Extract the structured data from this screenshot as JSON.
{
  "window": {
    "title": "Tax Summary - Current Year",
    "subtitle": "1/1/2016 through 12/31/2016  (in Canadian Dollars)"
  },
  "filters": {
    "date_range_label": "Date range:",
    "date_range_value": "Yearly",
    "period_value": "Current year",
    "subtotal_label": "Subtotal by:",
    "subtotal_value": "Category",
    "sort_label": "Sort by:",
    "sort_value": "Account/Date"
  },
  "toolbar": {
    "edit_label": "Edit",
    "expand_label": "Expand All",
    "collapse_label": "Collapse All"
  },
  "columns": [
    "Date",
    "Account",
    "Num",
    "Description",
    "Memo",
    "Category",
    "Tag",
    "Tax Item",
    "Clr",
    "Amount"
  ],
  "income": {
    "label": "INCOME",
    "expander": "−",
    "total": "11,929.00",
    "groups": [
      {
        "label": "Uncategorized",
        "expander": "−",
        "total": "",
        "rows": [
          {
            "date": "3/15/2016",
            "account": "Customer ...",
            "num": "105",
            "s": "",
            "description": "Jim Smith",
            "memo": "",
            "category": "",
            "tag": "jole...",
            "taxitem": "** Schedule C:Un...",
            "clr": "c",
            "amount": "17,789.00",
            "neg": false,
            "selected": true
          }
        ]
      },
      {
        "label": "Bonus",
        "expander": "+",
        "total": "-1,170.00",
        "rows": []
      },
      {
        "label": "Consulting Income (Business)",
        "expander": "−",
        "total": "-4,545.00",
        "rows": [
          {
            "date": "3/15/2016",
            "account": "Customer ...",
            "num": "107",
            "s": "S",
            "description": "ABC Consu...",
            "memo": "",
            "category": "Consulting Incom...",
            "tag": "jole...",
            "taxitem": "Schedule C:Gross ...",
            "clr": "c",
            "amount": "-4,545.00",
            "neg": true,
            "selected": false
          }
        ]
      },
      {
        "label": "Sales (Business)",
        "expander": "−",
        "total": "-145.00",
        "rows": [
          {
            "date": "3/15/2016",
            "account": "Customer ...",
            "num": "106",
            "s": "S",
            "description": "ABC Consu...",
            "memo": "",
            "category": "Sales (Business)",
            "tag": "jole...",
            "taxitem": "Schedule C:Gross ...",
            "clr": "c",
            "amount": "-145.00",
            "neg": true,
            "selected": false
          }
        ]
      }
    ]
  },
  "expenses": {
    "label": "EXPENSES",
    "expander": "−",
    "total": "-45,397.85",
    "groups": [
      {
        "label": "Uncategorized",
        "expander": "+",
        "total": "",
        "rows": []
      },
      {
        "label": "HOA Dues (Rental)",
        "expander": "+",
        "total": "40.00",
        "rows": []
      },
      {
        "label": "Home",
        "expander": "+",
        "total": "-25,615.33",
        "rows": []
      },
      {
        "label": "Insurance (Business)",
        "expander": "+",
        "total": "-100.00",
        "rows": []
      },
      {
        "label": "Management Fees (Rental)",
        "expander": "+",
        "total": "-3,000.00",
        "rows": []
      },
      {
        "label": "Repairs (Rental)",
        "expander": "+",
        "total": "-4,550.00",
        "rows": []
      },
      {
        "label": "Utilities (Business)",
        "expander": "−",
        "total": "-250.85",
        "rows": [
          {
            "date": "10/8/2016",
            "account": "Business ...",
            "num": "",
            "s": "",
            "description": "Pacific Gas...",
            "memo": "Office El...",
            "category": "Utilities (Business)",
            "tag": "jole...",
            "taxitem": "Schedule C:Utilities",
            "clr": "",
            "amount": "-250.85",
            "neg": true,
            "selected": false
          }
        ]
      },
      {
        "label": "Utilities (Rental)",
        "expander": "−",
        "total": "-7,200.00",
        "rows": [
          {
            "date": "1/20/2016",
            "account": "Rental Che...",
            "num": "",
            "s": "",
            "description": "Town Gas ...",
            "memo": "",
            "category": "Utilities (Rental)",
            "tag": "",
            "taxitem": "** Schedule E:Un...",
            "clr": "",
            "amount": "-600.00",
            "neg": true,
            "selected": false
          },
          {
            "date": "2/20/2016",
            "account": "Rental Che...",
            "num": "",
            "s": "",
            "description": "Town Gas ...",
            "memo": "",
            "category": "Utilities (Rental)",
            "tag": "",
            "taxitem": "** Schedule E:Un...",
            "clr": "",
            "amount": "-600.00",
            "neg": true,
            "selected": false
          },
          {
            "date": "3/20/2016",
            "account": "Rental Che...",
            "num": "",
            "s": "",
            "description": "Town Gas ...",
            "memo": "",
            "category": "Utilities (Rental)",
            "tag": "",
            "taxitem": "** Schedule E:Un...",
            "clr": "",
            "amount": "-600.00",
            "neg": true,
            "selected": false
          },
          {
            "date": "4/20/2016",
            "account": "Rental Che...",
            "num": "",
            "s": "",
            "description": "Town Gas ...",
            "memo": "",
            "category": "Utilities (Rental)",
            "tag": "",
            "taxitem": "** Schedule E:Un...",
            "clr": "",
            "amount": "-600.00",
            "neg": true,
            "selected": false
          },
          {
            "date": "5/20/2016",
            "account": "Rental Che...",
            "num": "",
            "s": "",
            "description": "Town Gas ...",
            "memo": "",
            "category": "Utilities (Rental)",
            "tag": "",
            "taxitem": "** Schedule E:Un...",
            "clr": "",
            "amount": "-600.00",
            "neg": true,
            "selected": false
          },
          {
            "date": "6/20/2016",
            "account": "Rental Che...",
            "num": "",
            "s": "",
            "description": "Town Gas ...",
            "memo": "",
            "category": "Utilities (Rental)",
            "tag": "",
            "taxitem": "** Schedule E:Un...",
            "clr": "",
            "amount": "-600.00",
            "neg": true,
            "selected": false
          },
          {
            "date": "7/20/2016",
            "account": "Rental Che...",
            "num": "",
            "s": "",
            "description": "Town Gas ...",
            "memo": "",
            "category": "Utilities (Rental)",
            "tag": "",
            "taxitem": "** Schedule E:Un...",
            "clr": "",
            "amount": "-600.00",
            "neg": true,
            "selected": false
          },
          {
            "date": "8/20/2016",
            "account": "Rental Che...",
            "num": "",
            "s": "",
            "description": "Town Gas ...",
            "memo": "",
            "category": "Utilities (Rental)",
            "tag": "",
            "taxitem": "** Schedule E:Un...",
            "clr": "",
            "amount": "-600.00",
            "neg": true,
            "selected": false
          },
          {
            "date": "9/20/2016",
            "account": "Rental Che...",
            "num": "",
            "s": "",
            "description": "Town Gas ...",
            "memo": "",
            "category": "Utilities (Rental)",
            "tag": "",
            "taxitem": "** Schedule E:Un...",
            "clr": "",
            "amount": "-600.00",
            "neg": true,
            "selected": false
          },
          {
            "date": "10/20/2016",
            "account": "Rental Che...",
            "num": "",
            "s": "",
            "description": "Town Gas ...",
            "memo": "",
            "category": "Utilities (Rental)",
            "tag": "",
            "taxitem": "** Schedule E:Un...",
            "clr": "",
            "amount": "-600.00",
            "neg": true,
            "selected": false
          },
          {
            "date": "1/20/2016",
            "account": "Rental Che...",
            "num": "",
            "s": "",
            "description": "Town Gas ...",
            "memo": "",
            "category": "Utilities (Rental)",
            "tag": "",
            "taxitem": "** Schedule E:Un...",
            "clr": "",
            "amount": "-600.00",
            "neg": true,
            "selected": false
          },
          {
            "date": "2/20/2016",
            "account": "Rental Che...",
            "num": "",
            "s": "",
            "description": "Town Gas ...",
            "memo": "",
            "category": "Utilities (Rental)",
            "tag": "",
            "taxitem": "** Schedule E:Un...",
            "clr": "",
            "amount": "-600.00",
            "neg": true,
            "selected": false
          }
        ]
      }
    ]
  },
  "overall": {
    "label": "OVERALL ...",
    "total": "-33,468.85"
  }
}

· · ·

• [EXERCISE] Reproduce every line above without error.

• [COMPLETED EXERCISE]
Extract the structured data from this screenshot as JSON.
{
  "window": {
    "title": "Tax Summary - Current Year",
    "subtitle": "1/1/2016 through 12/31/2016  (in Canadian Dollars)"
  },
  "filters": {
    "date_range_label": "Date range:",
    "date_range_value": "Yearly",
    "period_value": "Current year",
    "subtotal_label": "Subtotal by:",
    "subtotal_value": "Category",
    "sort_label": "Sort by:",
    "sort_value": "Account/Date"
  },
  "toolbar": {
    "edit_label": "Edit",
    "expand_label": "Expand All",
    "collapse_label": "Collapse All"
  },
  "columns": [
    "Date",
    "Account",
    "Num",
    "Description",
    "Memo",
    "Category",
    "Tag",
    "Tax Item",
    "Clr",
    "Amount"
  ],
  "income": {
    "label": "INCOME",
    "expander": "−",
    "total": "11,929.00",
    "groups": [
      {
        "label": "Uncategorized",
        "expander": "−",
        "total": "",
        "rows": [
          {
            "date": "3/15/2016",
            "account": "Customer ...",
            "num": "105",
            "s": "",
            "description": "Jim Smith",
            "memo": "",
            "category": "",
            "tag": "jole...",
            "taxitem": "** Schedule C:Un...",
            "clr": "c",
            "amount": "17,789.00",
            "neg": false,
            "selected": true
          }
        ]
      },
      {
        "label": "Bonus",
        "expander": "+",
        "total": "-1,170.00",
        "rows": []
      },
      {
        "label": "Consulting Income (Business)",
        "expander": "−",
        "total": "-4,545.00",
        "rows": [
          {
            "date": "3/15/2016",
            "account": "Customer ...",
            "num": "107",
            "s": "S",
            "description": "ABC Consu...",
            "memo": "",
            "category": "Consulting Incom...",
            "tag": "jole...",
            "taxitem": "Schedule C:Gross ...",
            "clr": "c",
            "amount": "-4,545.00",
            "neg": true,
            "selected": false
          }
        ]
      },
      {
        "label": "Sales (Business)",
        "expander": "−",
        "total": "-145.00",
        "rows": [
          {
            "date": "3/15/2016",
            "account": "Customer ...",
            "num": "106",
            "s": "S",
            "description": "ABC Consu...",
            "memo": "",
            "category": "Sales (Business)",
            "tag": "jole...",
            "taxitem": "Schedule C:Gross ...",
            "clr": "c",
            "amount": "-145.00",
            "neg": true,
            "selected": false
          }
        ]
      }
    ]
  },
  "expenses": {
    "label": "EXPENSES",
    "expander": "−",
    "total": "-45,397.85",
    "groups": [
      {
        "label": "Uncategorized",
        "expander": "+",
        "total": "",
        "rows": []
      },
      {
        "label": "HOA Dues (Rental)",
        "expander": "+",
        "total": "40.00",
        "rows": []
      },
      {
        "label": "Home",
        "expander": "+",
        "total": "-25,615.33",
        "rows": []
      },
      {
        "label": "Insurance (Business)",
        "expander": "+",
        "total": "-100.00",
        "rows": []
      },
      {
        "label": "Management Fees (Rental)",
        "expander": "+",
        "total": "-3,000.00",
        "rows": []
      },
      {
        "label": "Repairs (Rental)",
        "expander": "+",
        "total": "-4,550.00",
        "rows": []
      },
      {
        "label": "Utilities (Business)",
        "expander": "−",
        "total": "-250.85",
        "rows": [
          {
            "date": "10/8/2016",
            "account": "Business ...",
            "num": "",
            "s": "",
            "description": "Pacific Gas...",
            "memo": "Office El...",
            "category": "Utilities (Business)",
            "tag": "jole...",
            "taxitem": "Schedule C:Utilities",
            "clr": "",
            "amount": "-250.85",
            "neg": true,
            "selected": false
          }
        ]
      },
      {
        "label": "Utilities (Rental)",
        "expander": "−",
        "total": "-7,200.00",
        "rows": [
          {
            "date": "1/20/2016",
            "account": "Rental Che...",
            "num": "",
            "s": "",
            "description": "Town Gas ...",
            "memo": "",
            "category": "Utilities (Rental)",
            "tag": "",
            "taxitem": "** Schedule E:Un...",
            "clr": "",
            "amount": "-600.00",
            "neg": true,
            "selected": false
          },
          {
            "date": "2/20/2016",
            "account": "Rental Che...",
            "num": "",
            "s": "",
            "description": "Town Gas ...",
            "memo": "",
            "category": "Utilities (Rental)",
            "tag": "",
            "taxitem": "** Schedule E:Un...",
            "clr": "",
            "amount": "-600.00",
            "neg": true,
            "selected": false
          },
          {
            "date": "3/20/2016",
            "account": "Rental Che...",
            "num": "",
            "s": "",
            "description": "Town Gas ...",
            "memo": "",
            "category": "Utilities (Rental)",
            "tag": "",
            "taxitem": "** Schedule E:Un...",
            "clr": "",
            "amount": "-600.00",
            "neg": true,
            "selected": false
          },
          {
            "date": "4/20/2016",
            "account": "Rental Che...",
            "num": "",
            "s": "",
            "description": "Town Gas ...",
            "memo": "",
            "category": "Utilities (Rental)",
            "tag": "",
            "taxitem": "** Schedule E:Un...",
            "clr": "",
            "amount": "-600.00",
            "neg": true,
            "selected": false
          },
          {
            "date": "5/20/2016",
            "account": "Rental Che...",
            "num": "",
            "s": "",
            "description": "Town Gas ...",
            "memo": "",
            "category": "Utilities (Rental)",
            "tag": "",
            "taxitem": "** Schedule E:Un...",
            "clr": "",
            "amount": "-600.00",
            "neg": true,
            "selected": false
          },
          {
            "date": "6/20/2016",
            "account": "Rental Che...",
            "num": "",
            "s": "",
            "description": "Town Gas ...",
            "memo": "",
            "category": "Utilities (Rental)",
            "tag": "",
            "taxitem": "** Schedule E:Un...",
            "clr": "",
            "amount": "-600.00",
            "neg": true,
            "selected": false
          },
          {
            "date": "7/20/2016",
            "account": "Rental Che...",
            "num": "",
            "s": "",
            "description": "Town Gas ...",
            "memo": "",
            "category": "Utilities (Rental)",
            "tag": "",
            "taxitem": "** Schedule E:Un...",
            "clr": "",
            "amount": "-600.00",
            "neg": true,
            "selected": false
          },
          {
            "date": "8/20/2016",
            "account": "Rental Che...",
            "num": "",
            "s": "",
            "description": "Town Gas ...",
            "memo": "",
            "category": "Utilities (Rental)",
            "tag": "",
            "taxitem": "** Schedule E:Un...",
            "clr": "",
            "amount": "-600.00",
            "neg": true,
            "selected": false
          },
          {
            "date": "9/20/2016",
            "account": "Rental Che...",
            "num": "",
            "s": "",
            "description": "Town Gas ...",
            "memo": "",
            "category": "Utilities (Rental)",
            "tag": "",
            "taxitem": "** Schedule E:Un...",
            "clr": "",
            "amount": "-600.00",
            "neg": true,
            "selected": false
          },
          {
            "date": "10/20/2016",
            "account": "Rental Che...",
            "num": "",
            "s": "",
            "description": "Town Gas ...",
            "memo": "",
            "category": "Utilities (Rental)",
            "tag": "",
            "taxitem": "** Schedule E:Un...",
            "clr": "",
            "amount": "-600.00",
            "neg": true,
            "selected": false
          },
          {
            "date": "1/20/2016",
            "account": "Rental Che...",
            "num": "",
            "s": "",
            "description": "Town Gas ...",
            "memo": "",
            "category": "Utilities (Rental)",
            "tag": "",
            "taxitem": "** Schedule E:Un...",
            "clr": "",
            "amount": "-600.00",
            "neg": true,
            "selected": false
          },
          {
            "date": "2/20/2016",
            "account": "Rental Che...",
            "num": "",
            "s": "",
            "description": "Town Gas ...",
            "memo": "",
            "category": "Utilities (Rental)",
            "tag": "",
            "taxitem": "** Schedule E:Un...",
            "clr": "",
            "amount": "-600.00",
            "neg": true,
            "selected": false
          }
        ]
      }
    ]
  },
  "overall": {
    "label": "OVERALL ...",
    "total": "-33,468.85"
  }
}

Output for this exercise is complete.